§ Do this
Which lines have the string "Extract"? Copy all of them from the entries below.

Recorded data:
──────────────────────────────

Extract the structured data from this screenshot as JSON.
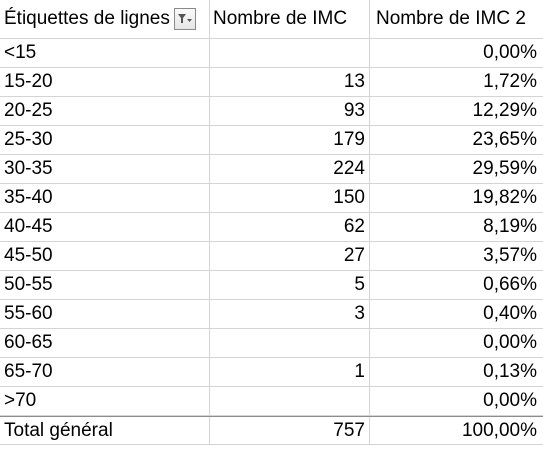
{
  "pivot": {
    "headers": {
      "row_labels": "Étiquettes de lignes",
      "col1": "Nombre de IMC",
      "col2": "Nombre de IMC 2"
    },
    "filter_icon": "filter-dropdown-icon",
    "rows": [
      {
        "label": "<15",
        "count": "",
        "percent": "0,00%"
      },
      {
        "label": "15-20",
        "count": "13",
        "percent": "1,72%"
      },
      {
        "label": "20-25",
        "count": "93",
        "percent": "12,29%"
      },
      {
        "label": "25-30",
        "count": "179",
        "percent": "23,65%"
      },
      {
        "label": "30-35",
        "count": "224",
        "percent": "29,59%"
      },
      {
        "label": "35-40",
        "count": "150",
        "percent": "19,82%"
      },
      {
        "label": "40-45",
        "count": "62",
        "percent": "8,19%"
      },
      {
        "label": "45-50",
        "count": "27",
        "percent": "3,57%"
      },
      {
        "label": "50-55",
        "count": "5",
        "percent": "0,66%"
      },
      {
        "label": "55-60",
        "count": "3",
        "percent": "0,40%"
      },
      {
        "label": "60-65",
        "count": "",
        "percent": "0,00%"
      },
      {
        "label": "65-70",
        "count": "1",
        "percent": "0,13%"
      },
      {
        "label": ">70",
        "count": "",
        "percent": "0,00%"
      }
    ],
    "total": {
      "label": "Total général",
      "count": "757",
      "percent": "100,00%"
    }
  }
}
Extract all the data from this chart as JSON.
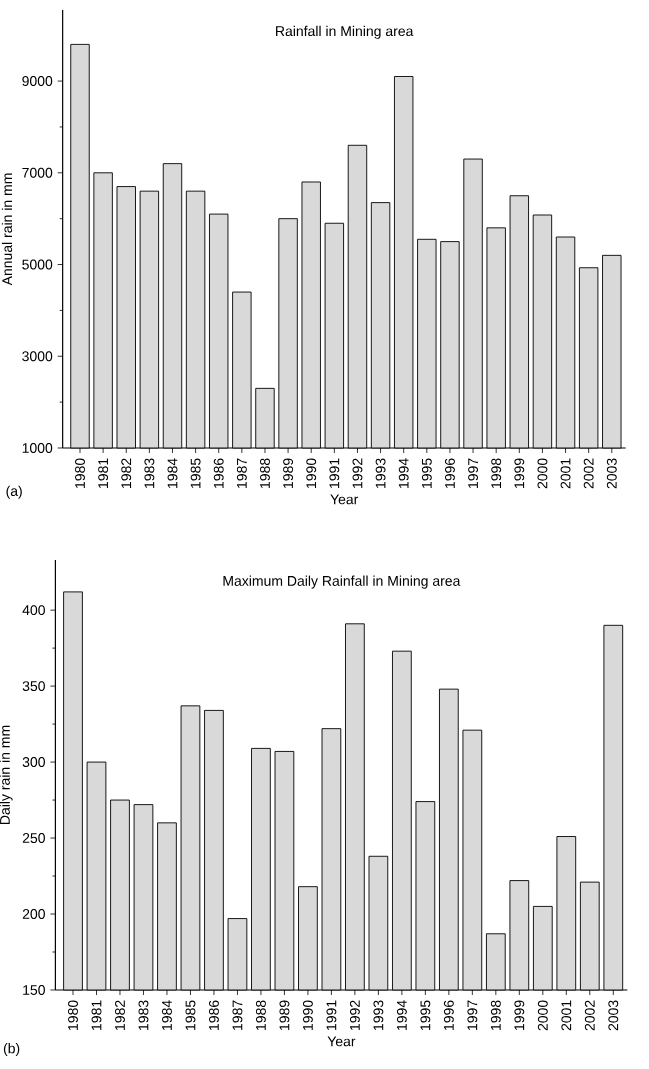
{
  "chart_data": [
    {
      "type": "bar",
      "title": "Rainfall in Mining area",
      "xlabel": "Year",
      "ylabel": "Annual rain in mm",
      "categories": [
        "1980",
        "1981",
        "1982",
        "1983",
        "1984",
        "1985",
        "1986",
        "1987",
        "1988",
        "1989",
        "1990",
        "1991",
        "1992",
        "1993",
        "1994",
        "1995",
        "1996",
        "1997",
        "1998",
        "1999",
        "2000",
        "2001",
        "2002",
        "2003"
      ],
      "values": [
        9800,
        7000,
        6700,
        6600,
        7200,
        6600,
        6100,
        4400,
        2300,
        6000,
        6800,
        5900,
        7600,
        6350,
        9100,
        5550,
        5500,
        7300,
        5800,
        6500,
        6080,
        5600,
        4930,
        5200
      ],
      "color": "#d9d9d9",
      "ylim": [
        1000,
        10550
      ],
      "yticks": [
        1000,
        3000,
        5000,
        7000,
        9000
      ],
      "annotations": [
        "(a)"
      ]
    },
    {
      "type": "bar",
      "title": "Maximum Daily Rainfall in Mining area",
      "xlabel": "Year",
      "ylabel": "Daily rain in mm",
      "categories": [
        "1980",
        "1981",
        "1982",
        "1983",
        "1984",
        "1985",
        "1986",
        "1987",
        "1988",
        "1989",
        "1990",
        "1991",
        "1992",
        "1993",
        "1994",
        "1995",
        "1996",
        "1997",
        "1998",
        "1999",
        "2000",
        "2001",
        "2002",
        "2003"
      ],
      "values": [
        412,
        300,
        275,
        272,
        260,
        337,
        334,
        197,
        309,
        307,
        218,
        322,
        391,
        238,
        373,
        274,
        348,
        321,
        187,
        222,
        205,
        251,
        221,
        390
      ],
      "color": "#d9d9d9",
      "ylim": [
        150,
        433
      ],
      "yticks": [
        150,
        200,
        250,
        300,
        350,
        400
      ],
      "annotations": [
        "(b)"
      ]
    }
  ]
}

──────────────────────────────

§ Response below
Extract the structured data from this screenshot as JSON.
Extract all the data from this chart as JSON.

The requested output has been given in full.